▶ **Brief**: Below are records. Copy every line with "find" in it.

* start Supplied records *

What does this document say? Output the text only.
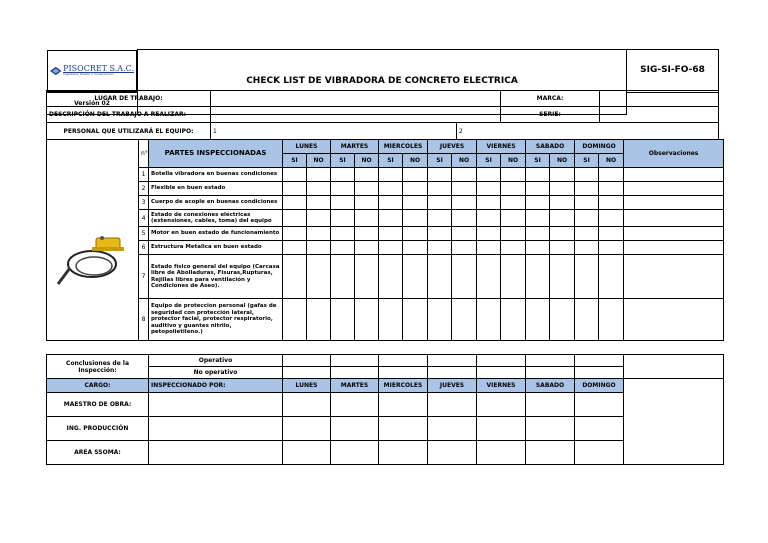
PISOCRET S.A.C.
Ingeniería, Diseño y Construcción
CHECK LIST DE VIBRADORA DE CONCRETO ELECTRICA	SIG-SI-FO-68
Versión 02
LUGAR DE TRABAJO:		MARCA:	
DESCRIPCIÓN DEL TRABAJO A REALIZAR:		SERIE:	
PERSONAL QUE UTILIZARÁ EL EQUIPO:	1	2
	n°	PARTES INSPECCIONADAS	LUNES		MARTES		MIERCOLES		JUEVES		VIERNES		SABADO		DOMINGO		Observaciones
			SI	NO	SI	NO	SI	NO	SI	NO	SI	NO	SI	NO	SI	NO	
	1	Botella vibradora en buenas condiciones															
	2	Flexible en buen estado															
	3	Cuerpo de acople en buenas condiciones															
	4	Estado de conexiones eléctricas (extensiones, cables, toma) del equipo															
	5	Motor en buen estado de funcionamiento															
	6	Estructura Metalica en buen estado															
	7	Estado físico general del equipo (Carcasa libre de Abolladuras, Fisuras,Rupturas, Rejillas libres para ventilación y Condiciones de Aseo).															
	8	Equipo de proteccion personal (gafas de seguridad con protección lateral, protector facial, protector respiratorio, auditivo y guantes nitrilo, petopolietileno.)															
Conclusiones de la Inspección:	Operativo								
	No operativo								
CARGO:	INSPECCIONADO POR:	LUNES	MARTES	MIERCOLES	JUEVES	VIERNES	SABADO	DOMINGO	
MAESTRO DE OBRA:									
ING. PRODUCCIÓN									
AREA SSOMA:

* end Supplied records *
* start Supplied records *

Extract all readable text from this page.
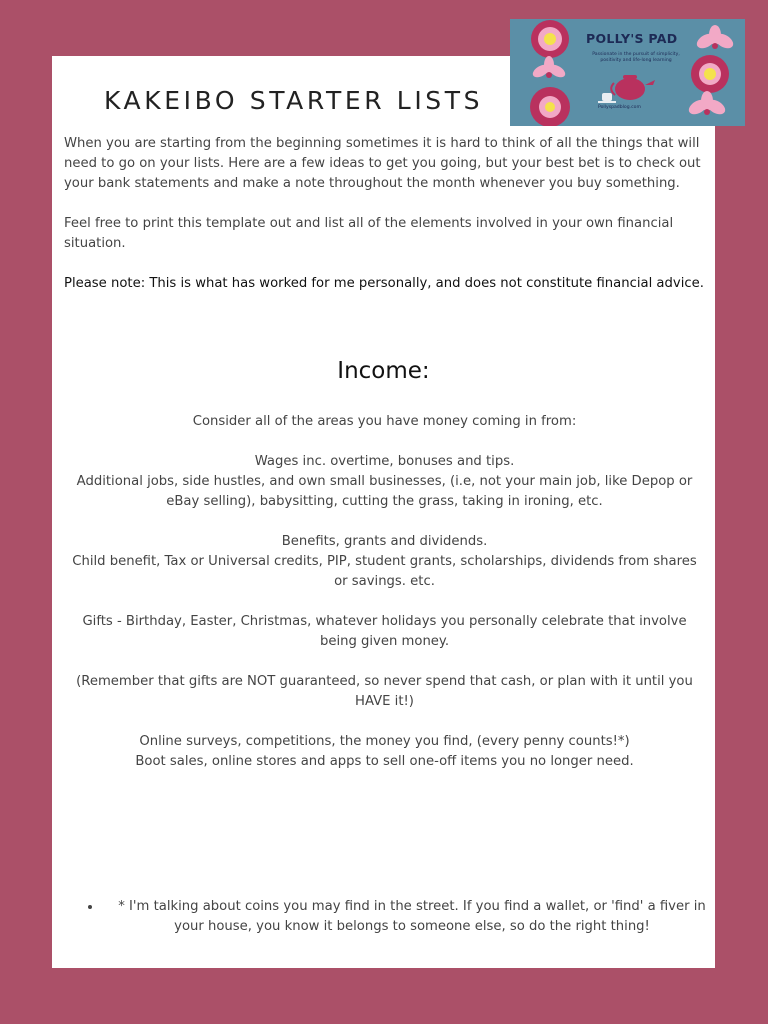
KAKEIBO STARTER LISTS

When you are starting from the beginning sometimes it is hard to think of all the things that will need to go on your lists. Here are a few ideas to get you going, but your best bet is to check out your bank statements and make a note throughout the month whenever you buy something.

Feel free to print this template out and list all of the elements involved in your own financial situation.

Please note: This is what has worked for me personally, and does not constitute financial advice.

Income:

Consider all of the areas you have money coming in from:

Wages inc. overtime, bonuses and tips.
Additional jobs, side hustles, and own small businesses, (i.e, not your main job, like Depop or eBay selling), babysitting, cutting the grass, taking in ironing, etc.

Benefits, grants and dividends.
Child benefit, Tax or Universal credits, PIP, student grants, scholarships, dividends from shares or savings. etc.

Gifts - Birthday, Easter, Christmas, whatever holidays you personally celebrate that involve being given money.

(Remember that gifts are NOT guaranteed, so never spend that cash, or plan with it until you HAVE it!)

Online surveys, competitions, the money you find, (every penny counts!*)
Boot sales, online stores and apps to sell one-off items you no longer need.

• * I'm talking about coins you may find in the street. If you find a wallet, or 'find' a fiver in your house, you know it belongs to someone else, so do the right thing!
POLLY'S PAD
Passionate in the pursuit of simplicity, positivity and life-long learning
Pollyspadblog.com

* end Supplied records *

▶ **Solution below**:
Online surveys, competitions, the money you find, (every penny counts!*)
• * I'm talking about coins you may find in the street. If you find a wallet, or 'find' a fiver in your house, you know it belongs to someone else, so do the right thing!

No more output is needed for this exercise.